### Work to be completed:
Apart from the pictures, output all of the records exactly.

### Available data:
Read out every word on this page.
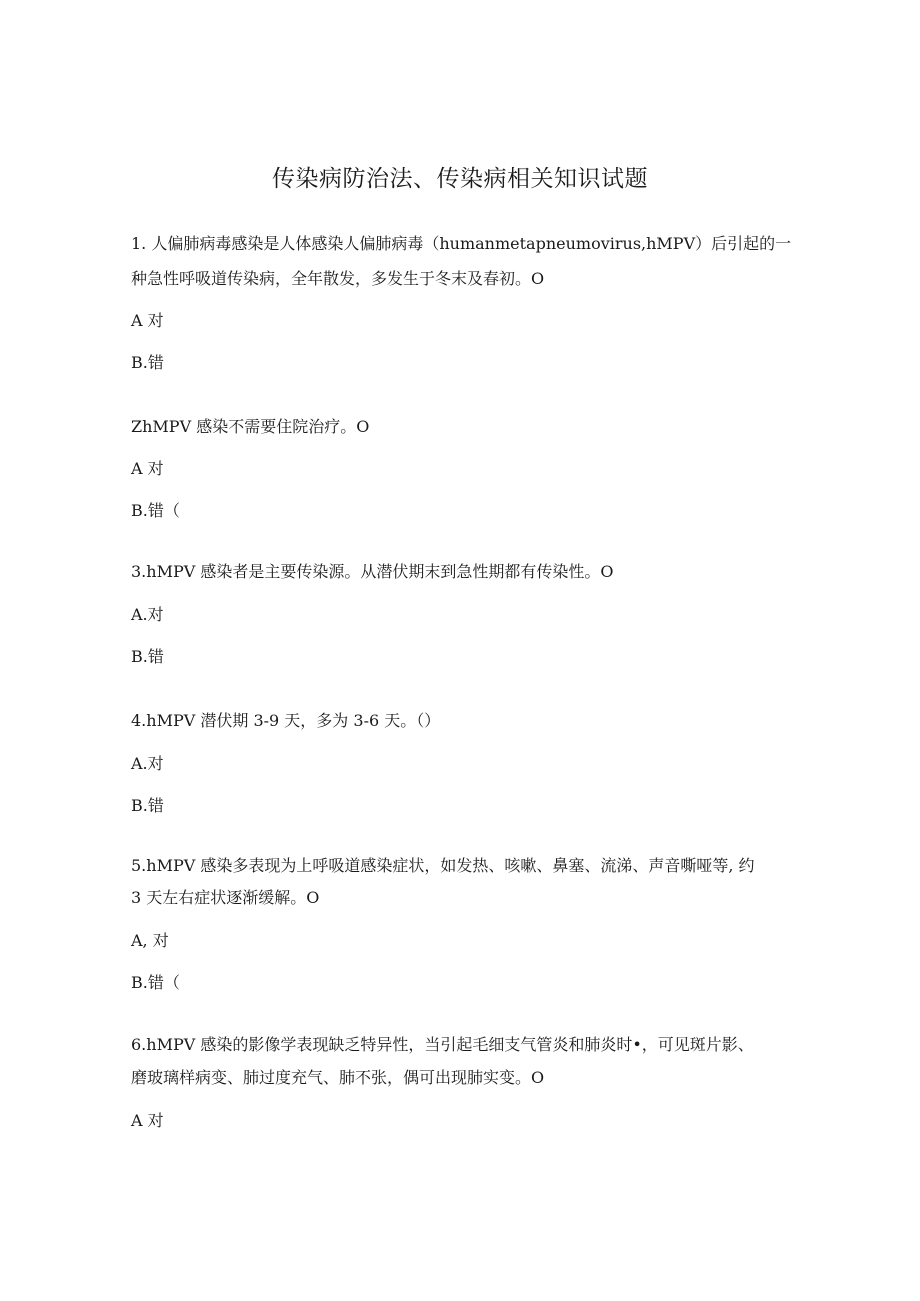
传染病防治法、传染病相关知识试题
1. 人偏肺病毒感染是人体感染人偏肺病毒（humanmetapneumovirus,hMPV）后引起的一
种急性呼吸道传染病，全年散发，多发生于冬末及春初。O
A 对
B.错
ZhMPV 感染不需要住院治疗。O
A 对
B.错（
3.hMPV 感染者是主要传染源。从潜伏期末到急性期都有传染性。O
A.对
B.错
4.hMPV 潜伏期 3-9 天，多为 3-6 天。（）
A.对
B.错
5.hMPV 感染多表现为上呼吸道感染症状，如发热、咳嗽、鼻塞、流涕、声音嘶哑等, 约
3 天左右症状逐渐缓解。O
A, 对
B.错（
6.hMPV 感染的影像学表现缺乏特异性，当引起毛细支气管炎和肺炎时•，可见斑片影、
磨玻璃样病变、肺过度充气、肺不张，偶可出现肺实变。O
A 对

### Answer for the task:
Read out every word on this page.
传染病防治法、传染病相关知识试题
1. 人偏肺病毒感染是人体感染人偏肺病毒（humanmetapneumovirus,hMPV）后引起的一
种急性呼吸道传染病，全年散发，多发生于冬末及春初。O
A 对
B.错
ZhMPV 感染不需要住院治疗。O
A 对
B.错（
3.hMPV 感染者是主要传染源。从潜伏期末到急性期都有传染性。O
A.对
B.错
4.hMPV 潜伏期 3-9 天，多为 3-6 天。（）
A.对
B.错
5.hMPV 感染多表现为上呼吸道感染症状，如发热、咳嗽、鼻塞、流涕、声音嘶哑等, 约
3 天左右症状逐渐缓解。O
A, 对
B.错（
6.hMPV 感染的影像学表现缺乏特异性，当引起毛细支气管炎和肺炎时•，可见斑片影、
磨玻璃样病变、肺过度充气、肺不张，偶可出现肺实变。O
A 对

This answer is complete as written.